(Figure dataset records)
──────────
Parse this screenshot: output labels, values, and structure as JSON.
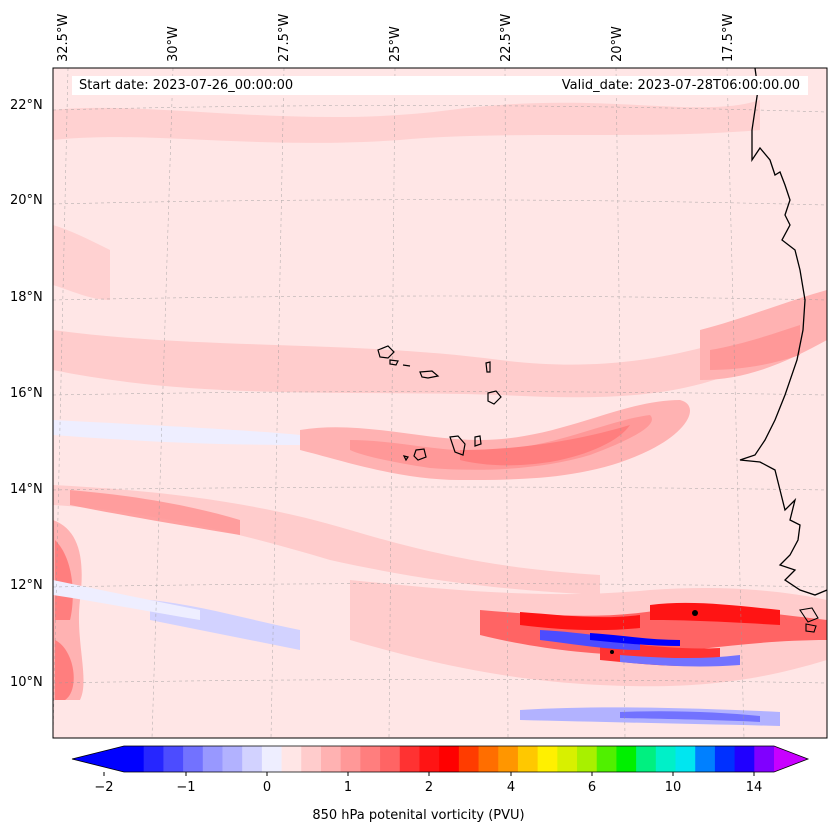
{
  "map": {
    "title_left": "Start date: 2023-07-26_00:00:00",
    "title_right": "Valid_date: 2023-07-28T06:00:00.00",
    "variable": "850 hPa potential vorticity",
    "longitude_labels": [
      "32.5°W",
      "30°W",
      "27.5°W",
      "25°W",
      "22.5°W",
      "20°W",
      "17.5°W"
    ],
    "latitude_labels": [
      "22°N",
      "20°N",
      "18°N",
      "16°N",
      "14°N",
      "12°N",
      "10°N"
    ],
    "places": [
      "Cape Verde Islands",
      "West African coast"
    ]
  },
  "colorbar": {
    "label": "850 hPa potenital vorticity (PVU)",
    "tick_labels": [
      "−2",
      "−1",
      "0",
      "1",
      "2",
      "4",
      "6",
      "10",
      "14"
    ],
    "colors": [
      "#0000ff",
      "#2626ff",
      "#4c4cff",
      "#7272ff",
      "#9898ff",
      "#b2b2ff",
      "#d2d2ff",
      "#eeeeff",
      "#ffe6e6",
      "#ffcccc",
      "#ffb2b2",
      "#ff9898",
      "#ff7e7e",
      "#ff6464",
      "#ff3232",
      "#ff1414",
      "#ff0000",
      "#ff3c00",
      "#ff6e00",
      "#ff9600",
      "#ffc800",
      "#fff000",
      "#d8f000",
      "#a8f000",
      "#50f000",
      "#00f000",
      "#00f080",
      "#00f0c8",
      "#00e6f0",
      "#0080ff",
      "#0030ff",
      "#2000ff",
      "#8000ff"
    ],
    "extend_low_color": "#0000ff",
    "extend_high_color": "#c800ff"
  }
}
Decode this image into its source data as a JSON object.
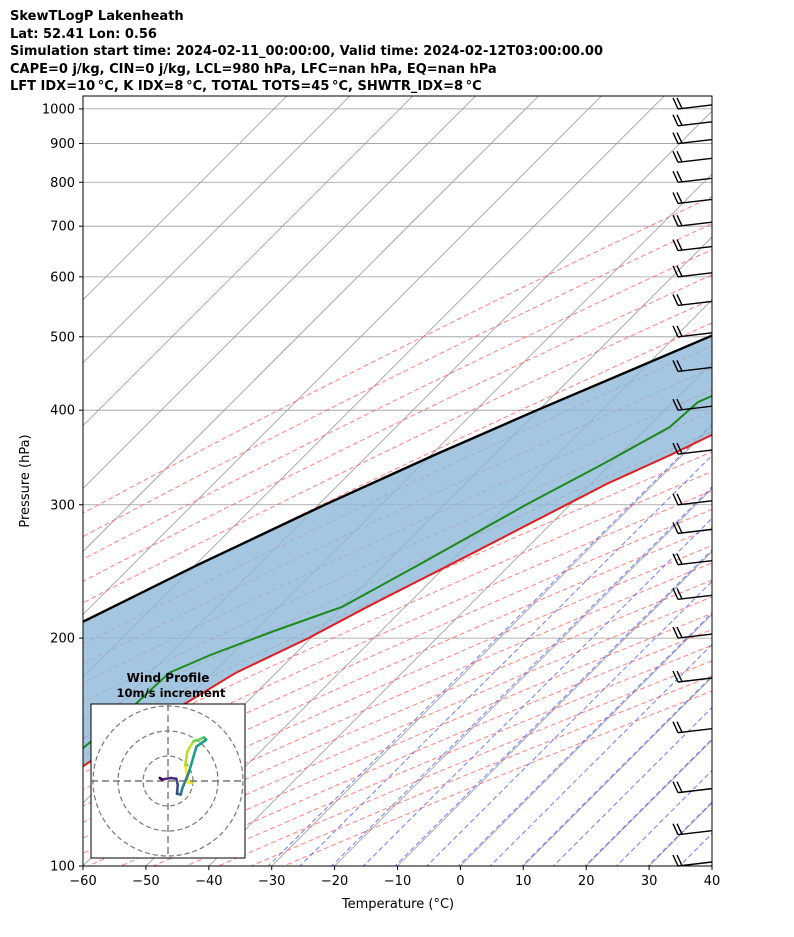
{
  "header": {
    "title": "SkewTLogP Lakenheath",
    "location": "Lat: 52.41   Lon: 0.56",
    "times": "Simulation start time: 2024-02-11_00:00:00, Valid time: 2024-02-12T03:00:00.00",
    "parcel_info": "CAPE=0 j/kg, CIN=0 j/kg, LCL=980 hPa, LFC=nan hPa, EQ=nan hPa",
    "indices": "LFT IDX=10 °C, K IDX=8 °C, TOTAL TOTS=45 °C, SHWTR_IDX=8 °C"
  },
  "chart_data": {
    "type": "skewt-logp",
    "xlabel": "Temperature (°C)",
    "ylabel": "Pressure (hPa)",
    "xlim": [
      -60,
      40
    ],
    "ylim": [
      1040,
      100
    ],
    "x_ticks": [
      -60,
      -50,
      -40,
      -30,
      -20,
      -10,
      0,
      10,
      20,
      30,
      40
    ],
    "x_tick_labels": [
      "−60",
      "−50",
      "−40",
      "−30",
      "−20",
      "−10",
      "0",
      "10",
      "20",
      "30",
      "40"
    ],
    "y_ticks": [
      1000,
      900,
      800,
      700,
      600,
      500,
      400,
      300,
      200,
      100
    ],
    "y_tick_labels": [
      "1000",
      "900",
      "800",
      "700",
      "600",
      "500",
      "400",
      "300",
      "200",
      "100"
    ],
    "grid": true,
    "colors": {
      "temperature": "#e41a1c",
      "dewpoint": "#1a8a1a",
      "parcel": "#000000",
      "cin_fill": "#8fb8d8",
      "dry_adiabats": "#ff5555",
      "moist_adiabats": "#3344ff",
      "mixing_ratio": "#9933cc",
      "isotherms": "#999999"
    },
    "temperature_profile": [
      [
        1000,
        4.6
      ],
      [
        990,
        6.4
      ],
      [
        970,
        6.9
      ],
      [
        950,
        6.0
      ],
      [
        925,
        4.8
      ],
      [
        900,
        3.9
      ],
      [
        850,
        2.6
      ],
      [
        800,
        1.1
      ],
      [
        750,
        -0.3
      ],
      [
        700,
        -2.1
      ],
      [
        650,
        -4.0
      ],
      [
        600,
        -7.2
      ],
      [
        550,
        -10.8
      ],
      [
        500,
        -14.6
      ],
      [
        450,
        -19.2
      ],
      [
        400,
        -24.4
      ],
      [
        350,
        -31.8
      ],
      [
        320,
        -37.4
      ],
      [
        300,
        -40.6
      ],
      [
        280,
        -44.0
      ],
      [
        260,
        -47.6
      ],
      [
        240,
        -51.6
      ],
      [
        220,
        -56.0
      ],
      [
        200,
        -60.4
      ],
      [
        180,
        -66.4
      ],
      [
        160,
        -70.4
      ],
      [
        140,
        -75.0
      ],
      [
        120,
        -79.0
      ],
      [
        110,
        -83.0
      ],
      [
        100,
        -86.8
      ]
    ],
    "dewpoint_profile": [
      [
        1000,
        3.6
      ],
      [
        980,
        1.8
      ],
      [
        950,
        -0.4
      ],
      [
        925,
        -0.5
      ],
      [
        900,
        -1.1
      ],
      [
        875,
        -2.6
      ],
      [
        850,
        -3.6
      ],
      [
        800,
        -8.1
      ],
      [
        750,
        -12.6
      ],
      [
        700,
        -16.4
      ],
      [
        650,
        -14.0
      ],
      [
        620,
        -12.0
      ],
      [
        580,
        -12.2
      ],
      [
        540,
        -15.3
      ],
      [
        500,
        -17.3
      ],
      [
        470,
        -21.3
      ],
      [
        440,
        -31.2
      ],
      [
        410,
        -36.0
      ],
      [
        380,
        -36.5
      ],
      [
        340,
        -41.2
      ],
      [
        300,
        -47.0
      ],
      [
        250,
        -54.5
      ],
      [
        220,
        -60.0
      ],
      [
        205,
        -66.7
      ],
      [
        190,
        -73.3
      ],
      [
        180,
        -77.0
      ],
      [
        160,
        -77.5
      ],
      [
        140,
        -79.0
      ],
      [
        120,
        -85.5
      ],
      [
        100,
        -93.0
      ]
    ],
    "parcel_profile": [
      [
        1000,
        4.0
      ],
      [
        980,
        1.8
      ],
      [
        950,
        -0.5
      ],
      [
        900,
        -4.3
      ],
      [
        850,
        -8.1
      ],
      [
        800,
        -12.3
      ],
      [
        750,
        -16.7
      ],
      [
        700,
        -21.6
      ],
      [
        650,
        -26.7
      ],
      [
        600,
        -32.1
      ],
      [
        550,
        -38.0
      ],
      [
        500,
        -44.6
      ],
      [
        450,
        -52.0
      ],
      [
        400,
        -60.3
      ],
      [
        350,
        -69.3
      ],
      [
        300,
        -79.0
      ],
      [
        250,
        -89.6
      ],
      [
        200,
        -101.5
      ],
      [
        150,
        -115.0
      ],
      [
        100,
        -131.0
      ]
    ],
    "wind_barb_levels": [
      1000,
      950,
      900,
      850,
      800,
      750,
      700,
      650,
      600,
      550,
      500,
      450,
      400,
      350,
      300,
      275,
      250,
      225,
      200,
      175,
      150,
      125,
      110,
      100
    ],
    "hodograph": {
      "title": "Wind Profile",
      "subtitle": "10m/s increment",
      "rings_ms": [
        10,
        20,
        30
      ],
      "points_uv": [
        [
          3.2,
          -0.3
        ],
        [
          2.7,
          -0.2
        ],
        [
          2.3,
          2.1
        ],
        [
          2.6,
          4.0
        ],
        [
          3.4,
          5.3
        ],
        [
          4.1,
          5.5
        ],
        [
          4.8,
          5.8
        ],
        [
          5.1,
          5.5
        ],
        [
          3.8,
          4.6
        ],
        [
          2.8,
          1.2
        ],
        [
          1.9,
          -1.0
        ],
        [
          1.7,
          -1.8
        ],
        [
          1.2,
          -1.7
        ],
        [
          1.3,
          -0.5
        ],
        [
          1.1,
          0.3
        ],
        [
          0.4,
          0.4
        ],
        [
          -0.8,
          0.2
        ],
        [
          -1.1,
          0.4
        ]
      ]
    }
  }
}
──────────
Quote the material word for word, dropping any images it holds.

§ Finished task
Parse this screenshot: output labels, values, and structure as JSON.
{
  "map": {
    "title_left": "Start date: 2023-07-26_00:00:00",
    "title_right": "Valid_date: 2023-07-28T06:00:00.00",
    "variable": "850 hPa potential vorticity",
    "longitude_labels": [
      "32.5°W",
      "30°W",
      "27.5°W",
      "25°W",
      "22.5°W",
      "20°W",
      "17.5°W"
    ],
    "latitude_labels": [
      "22°N",
      "20°N",
      "18°N",
      "16°N",
      "14°N",
      "12°N",
      "10°N"
    ],
    "places": [
      "Cape Verde Islands",
      "West African coast"
    ]
  },
  "colorbar": {
    "label": "850 hPa potenital vorticity (PVU)",
    "tick_labels": [
      "−2",
      "−1",
      "0",
      "1",
      "2",
      "4",
      "6",
      "10",
      "14"
    ],
    "colors": [
      "#0000ff",
      "#2626ff",
      "#4c4cff",
      "#7272ff",
      "#9898ff",
      "#b2b2ff",
      "#d2d2ff",
      "#eeeeff",
      "#ffe6e6",
      "#ffcccc",
      "#ffb2b2",
      "#ff9898",
      "#ff7e7e",
      "#ff6464",
      "#ff3232",
      "#ff1414",
      "#ff0000",
      "#ff3c00",
      "#ff6e00",
      "#ff9600",
      "#ffc800",
      "#fff000",
      "#d8f000",
      "#a8f000",
      "#50f000",
      "#00f000",
      "#00f080",
      "#00f0c8",
      "#00e6f0",
      "#0080ff",
      "#0030ff",
      "#2000ff",
      "#8000ff"
    ],
    "extend_low_color": "#0000ff",
    "extend_high_color": "#c800ff"
  }
}
Decode this image into its source data as a JSON object.
{
  "header": {
    "title": "SkewTLogP Lakenheath",
    "location": "Lat: 52.41   Lon: 0.56",
    "times": "Simulation start time: 2024-02-11_00:00:00, Valid time: 2024-02-12T03:00:00.00",
    "parcel_info": "CAPE=0 j/kg, CIN=0 j/kg, LCL=980 hPa, LFC=nan hPa, EQ=nan hPa",
    "indices": "LFT IDX=10 °C, K IDX=8 °C, TOTAL TOTS=45 °C, SHWTR_IDX=8 °C"
  },
  "chart_data": {
    "type": "skewt-logp",
    "xlabel": "Temperature (°C)",
    "ylabel": "Pressure (hPa)",
    "xlim": [
      -60,
      40
    ],
    "ylim": [
      1040,
      100
    ],
    "x_ticks": [
      -60,
      -50,
      -40,
      -30,
      -20,
      -10,
      0,
      10,
      20,
      30,
      40
    ],
    "x_tick_labels": [
      "−60",
      "−50",
      "−40",
      "−30",
      "−20",
      "−10",
      "0",
      "10",
      "20",
      "30",
      "40"
    ],
    "y_ticks": [
      1000,
      900,
      800,
      700,
      600,
      500,
      400,
      300,
      200,
      100
    ],
    "y_tick_labels": [
      "1000",
      "900",
      "800",
      "700",
      "600",
      "500",
      "400",
      "300",
      "200",
      "100"
    ],
    "grid": true,
    "colors": {
      "temperature": "#e41a1c",
      "dewpoint": "#1a8a1a",
      "parcel": "#000000",
      "cin_fill": "#8fb8d8",
      "dry_adiabats": "#ff5555",
      "moist_adiabats": "#3344ff",
      "mixing_ratio": "#9933cc",
      "isotherms": "#999999"
    },
    "temperature_profile": [
      [
        1000,
        4.6
      ],
      [
        990,
        6.4
      ],
      [
        970,
        6.9
      ],
      [
        950,
        6.0
      ],
      [
        925,
        4.8
      ],
      [
        900,
        3.9
      ],
      [
        850,
        2.6
      ],
      [
        800,
        1.1
      ],
      [
        750,
        -0.3
      ],
      [
        700,
        -2.1
      ],
      [
        650,
        -4.0
      ],
      [
        600,
        -7.2
      ],
      [
        550,
        -10.8
      ],
      [
        500,
        -14.6
      ],
      [
        450,
        -19.2
      ],
      [
        400,
        -24.4
      ],
      [
        350,
        -31.8
      ],
      [
        320,
        -37.4
      ],
      [
        300,
        -40.6
      ],
      [
        280,
        -44.0
      ],
      [
        260,
        -47.6
      ],
      [
        240,
        -51.6
      ],
      [
        220,
        -56.0
      ],
      [
        200,
        -60.4
      ],
      [
        180,
        -66.4
      ],
      [
        160,
        -70.4
      ],
      [
        140,
        -75.0
      ],
      [
        120,
        -79.0
      ],
      [
        110,
        -83.0
      ],
      [
        100,
        -86.8
      ]
    ],
    "dewpoint_profile": [
      [
        1000,
        3.6
      ],
      [
        980,
        1.8
      ],
      [
        950,
        -0.4
      ],
      [
        925,
        -0.5
      ],
      [
        900,
        -1.1
      ],
      [
        875,
        -2.6
      ],
      [
        850,
        -3.6
      ],
      [
        800,
        -8.1
      ],
      [
        750,
        -12.6
      ],
      [
        700,
        -16.4
      ],
      [
        650,
        -14.0
      ],
      [
        620,
        -12.0
      ],
      [
        580,
        -12.2
      ],
      [
        540,
        -15.3
      ],
      [
        500,
        -17.3
      ],
      [
        470,
        -21.3
      ],
      [
        440,
        -31.2
      ],
      [
        410,
        -36.0
      ],
      [
        380,
        -36.5
      ],
      [
        340,
        -41.2
      ],
      [
        300,
        -47.0
      ],
      [
        250,
        -54.5
      ],
      [
        220,
        -60.0
      ],
      [
        205,
        -66.7
      ],
      [
        190,
        -73.3
      ],
      [
        180,
        -77.0
      ],
      [
        160,
        -77.5
      ],
      [
        140,
        -79.0
      ],
      [
        120,
        -85.5
      ],
      [
        100,
        -93.0
      ]
    ],
    "parcel_profile": [
      [
        1000,
        4.0
      ],
      [
        980,
        1.8
      ],
      [
        950,
        -0.5
      ],
      [
        900,
        -4.3
      ],
      [
        850,
        -8.1
      ],
      [
        800,
        -12.3
      ],
      [
        750,
        -16.7
      ],
      [
        700,
        -21.6
      ],
      [
        650,
        -26.7
      ],
      [
        600,
        -32.1
      ],
      [
        550,
        -38.0
      ],
      [
        500,
        -44.6
      ],
      [
        450,
        -52.0
      ],
      [
        400,
        -60.3
      ],
      [
        350,
        -69.3
      ],
      [
        300,
        -79.0
      ],
      [
        250,
        -89.6
      ],
      [
        200,
        -101.5
      ],
      [
        150,
        -115.0
      ],
      [
        100,
        -131.0
      ]
    ],
    "wind_barb_levels": [
      1000,
      950,
      900,
      850,
      800,
      750,
      700,
      650,
      600,
      550,
      500,
      450,
      400,
      350,
      300,
      275,
      250,
      225,
      200,
      175,
      150,
      125,
      110,
      100
    ],
    "hodograph": {
      "title": "Wind Profile",
      "subtitle": "10m/s increment",
      "rings_ms": [
        10,
        20,
        30
      ],
      "points_uv": [
        [
          3.2,
          -0.3
        ],
        [
          2.7,
          -0.2
        ],
        [
          2.3,
          2.1
        ],
        [
          2.6,
          4.0
        ],
        [
          3.4,
          5.3
        ],
        [
          4.1,
          5.5
        ],
        [
          4.8,
          5.8
        ],
        [
          5.1,
          5.5
        ],
        [
          3.8,
          4.6
        ],
        [
          2.8,
          1.2
        ],
        [
          1.9,
          -1.0
        ],
        [
          1.7,
          -1.8
        ],
        [
          1.2,
          -1.7
        ],
        [
          1.3,
          -0.5
        ],
        [
          1.1,
          0.3
        ],
        [
          0.4,
          0.4
        ],
        [
          -0.8,
          0.2
        ],
        [
          -1.1,
          0.4
        ]
      ]
    }
  }
}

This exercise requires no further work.